Directive -
Set down the whole listing verbatim.

Dataset -
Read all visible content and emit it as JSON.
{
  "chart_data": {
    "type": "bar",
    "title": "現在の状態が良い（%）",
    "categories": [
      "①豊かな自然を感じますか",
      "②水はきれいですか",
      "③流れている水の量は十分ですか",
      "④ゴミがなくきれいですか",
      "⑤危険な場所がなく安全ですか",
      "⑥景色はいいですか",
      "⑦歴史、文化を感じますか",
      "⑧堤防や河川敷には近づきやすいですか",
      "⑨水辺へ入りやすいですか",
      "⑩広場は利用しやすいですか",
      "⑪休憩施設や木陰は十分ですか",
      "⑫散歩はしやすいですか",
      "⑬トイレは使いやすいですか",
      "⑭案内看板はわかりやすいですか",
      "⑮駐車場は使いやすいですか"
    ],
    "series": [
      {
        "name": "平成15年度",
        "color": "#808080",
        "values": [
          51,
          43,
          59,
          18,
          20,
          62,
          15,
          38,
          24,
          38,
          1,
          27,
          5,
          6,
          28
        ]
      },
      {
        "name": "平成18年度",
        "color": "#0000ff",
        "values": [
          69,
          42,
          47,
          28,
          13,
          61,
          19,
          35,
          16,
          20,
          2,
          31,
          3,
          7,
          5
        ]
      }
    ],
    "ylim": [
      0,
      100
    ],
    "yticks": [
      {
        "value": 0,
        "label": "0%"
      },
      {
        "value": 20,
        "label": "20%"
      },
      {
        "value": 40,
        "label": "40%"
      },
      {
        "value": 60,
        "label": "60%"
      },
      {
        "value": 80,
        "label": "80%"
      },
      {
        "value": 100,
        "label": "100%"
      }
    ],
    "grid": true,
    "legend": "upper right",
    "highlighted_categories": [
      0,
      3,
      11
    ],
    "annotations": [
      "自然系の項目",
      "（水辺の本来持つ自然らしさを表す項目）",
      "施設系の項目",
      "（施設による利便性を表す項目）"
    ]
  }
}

Solution for this task -
Read all visible content and emit it as JSON.
{
  "chart_data": {
    "type": "bar",
    "title": "現在の状態が良い（%）",
    "categories": [
      "①豊かな自然を感じますか",
      "②水はきれいですか",
      "③流れている水の量は十分ですか",
      "④ゴミがなくきれいですか",
      "⑤危険な場所がなく安全ですか",
      "⑥景色はいいですか",
      "⑦歴史、文化を感じますか",
      "⑧堤防や河川敷には近づきやすいですか",
      "⑨水辺へ入りやすいですか",
      "⑩広場は利用しやすいですか",
      "⑪休憩施設や木陰は十分ですか",
      "⑫散歩はしやすいですか",
      "⑬トイレは使いやすいですか",
      "⑭案内看板はわかりやすいですか",
      "⑮駐車場は使いやすいですか"
    ],
    "series": [
      {
        "name": "平成15年度",
        "color": "#808080",
        "values": [
          51,
          43,
          59,
          18,
          20,
          62,
          15,
          38,
          24,
          38,
          1,
          27,
          5,
          6,
          28
        ]
      },
      {
        "name": "平成18年度",
        "color": "#0000ff",
        "values": [
          69,
          42,
          47,
          28,
          13,
          61,
          19,
          35,
          16,
          20,
          2,
          31,
          3,
          7,
          5
        ]
      }
    ],
    "ylim": [
      0,
      100
    ],
    "yticks": [
      {
        "value": 0,
        "label": "0%"
      },
      {
        "value": 20,
        "label": "20%"
      },
      {
        "value": 40,
        "label": "40%"
      },
      {
        "value": 60,
        "label": "60%"
      },
      {
        "value": 80,
        "label": "80%"
      },
      {
        "value": 100,
        "label": "100%"
      }
    ],
    "grid": true,
    "legend": "upper right",
    "highlighted_categories": [
      0,
      3,
      11
    ],
    "annotations": [
      "自然系の項目",
      "（水辺の本来持つ自然らしさを表す項目）",
      "施設系の項目",
      "（施設による利便性を表す項目）"
    ]
  }
}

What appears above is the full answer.